- _Supplied information_
════════════════════

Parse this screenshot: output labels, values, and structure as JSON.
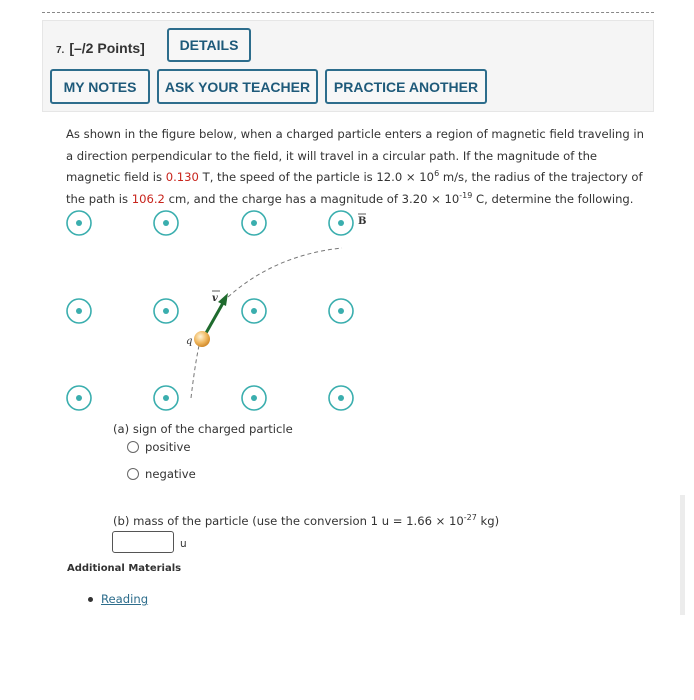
{
  "question": {
    "number": "7.",
    "points": "[–/2 Points]",
    "buttons": {
      "details": "DETAILS",
      "my_notes": "MY NOTES",
      "ask_teacher": "ASK YOUR TEACHER",
      "practice_another": "PRACTICE ANOTHER"
    }
  },
  "prompt": {
    "t1": "As shown in the figure below, when a charged particle enters a region of magnetic field traveling in a direction perpendicular to the field, it will travel in a circular path. If the magnitude of the magnetic field is ",
    "field_value": "0.130",
    "t2": " T, the speed of the particle is 12.0 × 10",
    "speed_exp": "6",
    "t3": " m/s, the radius of the trajectory of the path is ",
    "radius_value": "106.2",
    "t4": " cm, and the charge has a magnitude of 3.20 × 10",
    "charge_exp": "-19",
    "t5": " C, determine the following."
  },
  "figure": {
    "field_label": "B",
    "velocity_label": "v",
    "charge_label": "q",
    "field_color": "#3aaeae",
    "arrow_color": "#1f6b2e",
    "particle_color": "#f0b860"
  },
  "part_a": {
    "label": "(a) sign of the charged particle",
    "options": [
      "positive",
      "negative"
    ]
  },
  "part_b": {
    "label_pre": "(b) mass of the particle (use the conversion 1 u = 1.66 × 10",
    "label_exp": "-27",
    "label_post": " kg)",
    "input_value": "",
    "unit": "u"
  },
  "additional": {
    "heading": "Additional Materials",
    "links": [
      "Reading"
    ]
  }
}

════════════════════

- _What to do_
Search the data for "figure" and list every line in which it occurs.

- _Solution_
    "t1": "As shown in the figure below, when a charged particle enters a region of magnetic field traveling in a direction perpendicular to the field, it will travel in a circular path. If the magnitude of the magnetic field is ",
  "figure": {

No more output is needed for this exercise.